— GIVEN INSTRUCTION —
Give the listing again exactly, omitting its images.

— SOURCE DATA —
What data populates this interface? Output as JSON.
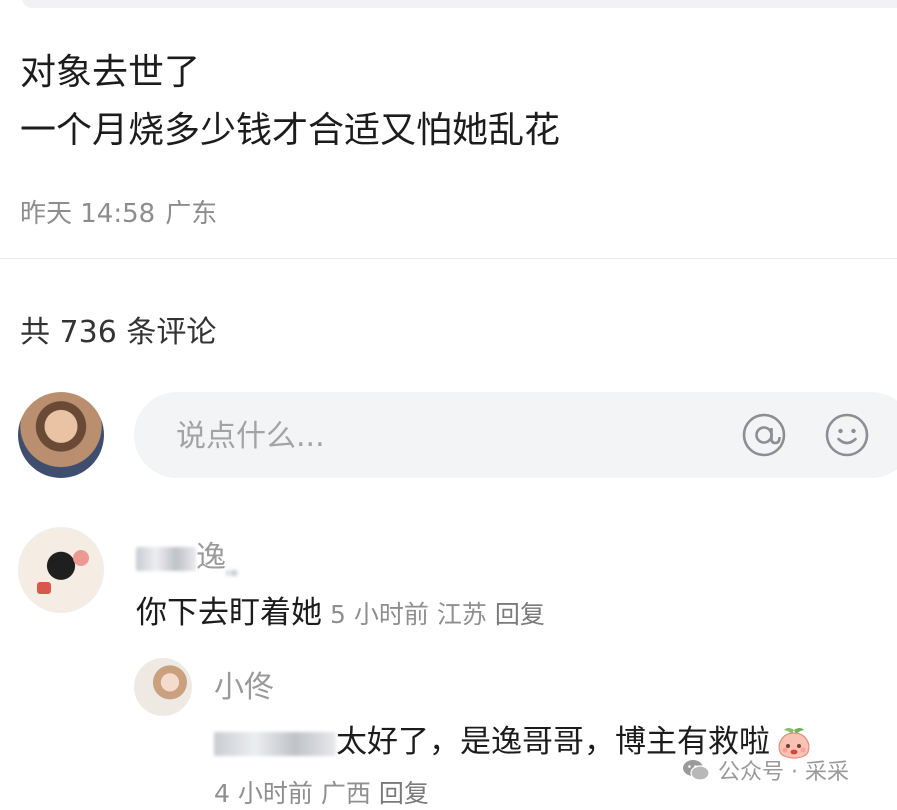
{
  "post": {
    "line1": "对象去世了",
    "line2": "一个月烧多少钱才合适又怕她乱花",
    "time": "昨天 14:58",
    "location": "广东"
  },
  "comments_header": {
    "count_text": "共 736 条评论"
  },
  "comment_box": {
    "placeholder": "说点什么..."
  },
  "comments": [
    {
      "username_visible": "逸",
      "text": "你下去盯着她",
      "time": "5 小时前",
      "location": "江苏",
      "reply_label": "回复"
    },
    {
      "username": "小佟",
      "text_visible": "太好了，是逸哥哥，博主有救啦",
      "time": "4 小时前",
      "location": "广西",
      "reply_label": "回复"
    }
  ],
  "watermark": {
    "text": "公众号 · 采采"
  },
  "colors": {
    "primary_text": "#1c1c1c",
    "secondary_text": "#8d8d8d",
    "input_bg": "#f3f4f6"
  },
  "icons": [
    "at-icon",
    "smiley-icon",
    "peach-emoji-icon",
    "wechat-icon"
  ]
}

— SOLUTION —
What data populates this interface? Output as JSON.
{
  "post": {
    "line1": "对象去世了",
    "line2": "一个月烧多少钱才合适又怕她乱花",
    "time": "昨天 14:58",
    "location": "广东"
  },
  "comments_header": {
    "count_text": "共 736 条评论"
  },
  "comment_box": {
    "placeholder": "说点什么..."
  },
  "comments": [
    {
      "username_visible": "逸",
      "text": "你下去盯着她",
      "time": "5 小时前",
      "location": "江苏",
      "reply_label": "回复"
    },
    {
      "username": "小佟",
      "text_visible": "太好了，是逸哥哥，博主有救啦",
      "time": "4 小时前",
      "location": "广西",
      "reply_label": "回复"
    }
  ],
  "watermark": {
    "text": "公众号 · 采采"
  },
  "colors": {
    "primary_text": "#1c1c1c",
    "secondary_text": "#8d8d8d",
    "input_bg": "#f3f4f6"
  },
  "icons": [
    "at-icon",
    "smiley-icon",
    "peach-emoji-icon",
    "wechat-icon"
  ]
}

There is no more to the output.